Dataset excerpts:
────────────────

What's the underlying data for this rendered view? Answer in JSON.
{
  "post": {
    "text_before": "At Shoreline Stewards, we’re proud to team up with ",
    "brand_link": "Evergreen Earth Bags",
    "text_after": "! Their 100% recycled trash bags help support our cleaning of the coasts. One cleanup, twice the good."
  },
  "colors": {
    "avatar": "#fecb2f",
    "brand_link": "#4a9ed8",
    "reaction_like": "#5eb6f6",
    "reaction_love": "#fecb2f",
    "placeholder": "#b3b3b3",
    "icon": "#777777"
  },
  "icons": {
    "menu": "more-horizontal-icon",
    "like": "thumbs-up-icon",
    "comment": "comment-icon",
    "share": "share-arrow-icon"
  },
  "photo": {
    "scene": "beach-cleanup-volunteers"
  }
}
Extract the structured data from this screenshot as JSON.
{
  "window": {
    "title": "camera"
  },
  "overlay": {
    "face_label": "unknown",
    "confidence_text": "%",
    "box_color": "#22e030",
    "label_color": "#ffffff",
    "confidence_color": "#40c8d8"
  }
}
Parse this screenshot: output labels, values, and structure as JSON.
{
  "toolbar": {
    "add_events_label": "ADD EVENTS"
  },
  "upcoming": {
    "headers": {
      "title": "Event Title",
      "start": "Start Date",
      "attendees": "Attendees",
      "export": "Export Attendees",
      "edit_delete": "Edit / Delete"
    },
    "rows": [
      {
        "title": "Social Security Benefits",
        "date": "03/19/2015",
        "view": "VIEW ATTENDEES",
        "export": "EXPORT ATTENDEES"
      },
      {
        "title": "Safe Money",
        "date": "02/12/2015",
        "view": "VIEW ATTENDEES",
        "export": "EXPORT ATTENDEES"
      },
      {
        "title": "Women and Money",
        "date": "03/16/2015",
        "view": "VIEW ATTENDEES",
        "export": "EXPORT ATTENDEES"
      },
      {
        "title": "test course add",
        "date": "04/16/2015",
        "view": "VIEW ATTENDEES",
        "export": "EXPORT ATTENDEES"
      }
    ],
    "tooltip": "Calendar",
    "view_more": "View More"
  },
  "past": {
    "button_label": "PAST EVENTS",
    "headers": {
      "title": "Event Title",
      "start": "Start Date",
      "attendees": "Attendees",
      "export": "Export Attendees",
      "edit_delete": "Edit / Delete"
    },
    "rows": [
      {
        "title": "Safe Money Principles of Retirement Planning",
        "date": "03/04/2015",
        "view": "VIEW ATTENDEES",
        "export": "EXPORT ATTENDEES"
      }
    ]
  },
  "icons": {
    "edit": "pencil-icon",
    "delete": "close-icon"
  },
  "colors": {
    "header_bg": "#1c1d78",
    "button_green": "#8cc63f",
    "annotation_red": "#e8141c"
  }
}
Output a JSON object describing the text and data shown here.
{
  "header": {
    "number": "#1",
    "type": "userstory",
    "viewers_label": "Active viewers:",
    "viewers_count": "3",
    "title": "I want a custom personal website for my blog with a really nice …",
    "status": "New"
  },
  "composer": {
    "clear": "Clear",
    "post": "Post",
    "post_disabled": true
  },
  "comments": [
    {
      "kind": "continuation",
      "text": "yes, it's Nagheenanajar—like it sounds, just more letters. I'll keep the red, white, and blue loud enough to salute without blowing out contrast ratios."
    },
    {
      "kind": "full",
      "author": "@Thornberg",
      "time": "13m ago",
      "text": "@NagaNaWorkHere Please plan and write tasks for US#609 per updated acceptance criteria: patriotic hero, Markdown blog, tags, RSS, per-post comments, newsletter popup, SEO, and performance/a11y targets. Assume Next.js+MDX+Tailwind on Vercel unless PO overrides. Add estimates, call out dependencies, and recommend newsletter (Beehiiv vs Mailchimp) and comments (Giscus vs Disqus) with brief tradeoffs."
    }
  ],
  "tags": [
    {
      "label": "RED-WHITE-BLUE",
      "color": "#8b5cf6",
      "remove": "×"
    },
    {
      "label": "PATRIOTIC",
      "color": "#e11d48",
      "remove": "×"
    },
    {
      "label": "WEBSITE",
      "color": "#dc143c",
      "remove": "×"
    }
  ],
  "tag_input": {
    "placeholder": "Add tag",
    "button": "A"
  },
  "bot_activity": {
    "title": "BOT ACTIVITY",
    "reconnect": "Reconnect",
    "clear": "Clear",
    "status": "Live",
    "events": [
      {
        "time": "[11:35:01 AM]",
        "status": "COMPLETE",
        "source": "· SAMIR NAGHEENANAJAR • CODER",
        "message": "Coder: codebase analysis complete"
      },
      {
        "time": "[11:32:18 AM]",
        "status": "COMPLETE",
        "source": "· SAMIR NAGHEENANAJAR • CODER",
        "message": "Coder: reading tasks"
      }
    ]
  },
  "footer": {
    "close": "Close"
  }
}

────────────────

Repeat the entries exactly, all of them.

What's the underlying data for this rendered view? Answer in JSON.
{
  "post": {
    "text_before": "At Shoreline Stewards, we’re proud to team up with ",
    "brand_link": "Evergreen Earth Bags",
    "text_after": "! Their 100% recycled trash bags help support our cleaning of the coasts. One cleanup, twice the good."
  },
  "colors": {
    "avatar": "#fecb2f",
    "brand_link": "#4a9ed8",
    "reaction_like": "#5eb6f6",
    "reaction_love": "#fecb2f",
    "placeholder": "#b3b3b3",
    "icon": "#777777"
  },
  "icons": {
    "menu": "more-horizontal-icon",
    "like": "thumbs-up-icon",
    "comment": "comment-icon",
    "share": "share-arrow-icon"
  },
  "photo": {
    "scene": "beach-cleanup-volunteers"
  }
}
Extract the structured data from this screenshot as JSON.
{
  "window": {
    "title": "camera"
  },
  "overlay": {
    "face_label": "unknown",
    "confidence_text": "%",
    "box_color": "#22e030",
    "label_color": "#ffffff",
    "confidence_color": "#40c8d8"
  }
}
Parse this screenshot: output labels, values, and structure as JSON.
{
  "toolbar": {
    "add_events_label": "ADD EVENTS"
  },
  "upcoming": {
    "headers": {
      "title": "Event Title",
      "start": "Start Date",
      "attendees": "Attendees",
      "export": "Export Attendees",
      "edit_delete": "Edit / Delete"
    },
    "rows": [
      {
        "title": "Social Security Benefits",
        "date": "03/19/2015",
        "view": "VIEW ATTENDEES",
        "export": "EXPORT ATTENDEES"
      },
      {
        "title": "Safe Money",
        "date": "02/12/2015",
        "view": "VIEW ATTENDEES",
        "export": "EXPORT ATTENDEES"
      },
      {
        "title": "Women and Money",
        "date": "03/16/2015",
        "view": "VIEW ATTENDEES",
        "export": "EXPORT ATTENDEES"
      },
      {
        "title": "test course add",
        "date": "04/16/2015",
        "view": "VIEW ATTENDEES",
        "export": "EXPORT ATTENDEES"
      }
    ],
    "tooltip": "Calendar",
    "view_more": "View More"
  },
  "past": {
    "button_label": "PAST EVENTS",
    "headers": {
      "title": "Event Title",
      "start": "Start Date",
      "attendees": "Attendees",
      "export": "Export Attendees",
      "edit_delete": "Edit / Delete"
    },
    "rows": [
      {
        "title": "Safe Money Principles of Retirement Planning",
        "date": "03/04/2015",
        "view": "VIEW ATTENDEES",
        "export": "EXPORT ATTENDEES"
      }
    ]
  },
  "icons": {
    "edit": "pencil-icon",
    "delete": "close-icon"
  },
  "colors": {
    "header_bg": "#1c1d78",
    "button_green": "#8cc63f",
    "annotation_red": "#e8141c"
  }
}
Output a JSON object describing the text and data shown here.
{
  "header": {
    "number": "#1",
    "type": "userstory",
    "viewers_label": "Active viewers:",
    "viewers_count": "3",
    "title": "I want a custom personal website for my blog with a really nice …",
    "status": "New"
  },
  "composer": {
    "clear": "Clear",
    "post": "Post",
    "post_disabled": true
  },
  "comments": [
    {
      "kind": "continuation",
      "text": "yes, it's Nagheenanajar—like it sounds, just more letters. I'll keep the red, white, and blue loud enough to salute without blowing out contrast ratios."
    },
    {
      "kind": "full",
      "author": "@Thornberg",
      "time": "13m ago",
      "text": "@NagaNaWorkHere Please plan and write tasks for US#609 per updated acceptance criteria: patriotic hero, Markdown blog, tags, RSS, per-post comments, newsletter popup, SEO, and performance/a11y targets. Assume Next.js+MDX+Tailwind on Vercel unless PO overrides. Add estimates, call out dependencies, and recommend newsletter (Beehiiv vs Mailchimp) and comments (Giscus vs Disqus) with brief tradeoffs."
    }
  ],
  "tags": [
    {
      "label": "RED-WHITE-BLUE",
      "color": "#8b5cf6",
      "remove": "×"
    },
    {
      "label": "PATRIOTIC",
      "color": "#e11d48",
      "remove": "×"
    },
    {
      "label": "WEBSITE",
      "color": "#dc143c",
      "remove": "×"
    }
  ],
  "tag_input": {
    "placeholder": "Add tag",
    "button": "A"
  },
  "bot_activity": {
    "title": "BOT ACTIVITY",
    "reconnect": "Reconnect",
    "clear": "Clear",
    "status": "Live",
    "events": [
      {
        "time": "[11:35:01 AM]",
        "status": "COMPLETE",
        "source": "· SAMIR NAGHEENANAJAR • CODER",
        "message": "Coder: codebase analysis complete"
      },
      {
        "time": "[11:32:18 AM]",
        "status": "COMPLETE",
        "source": "· SAMIR NAGHEENANAJAR • CODER",
        "message": "Coder: reading tasks"
      }
    ]
  },
  "footer": {
    "close": "Close"
  }
}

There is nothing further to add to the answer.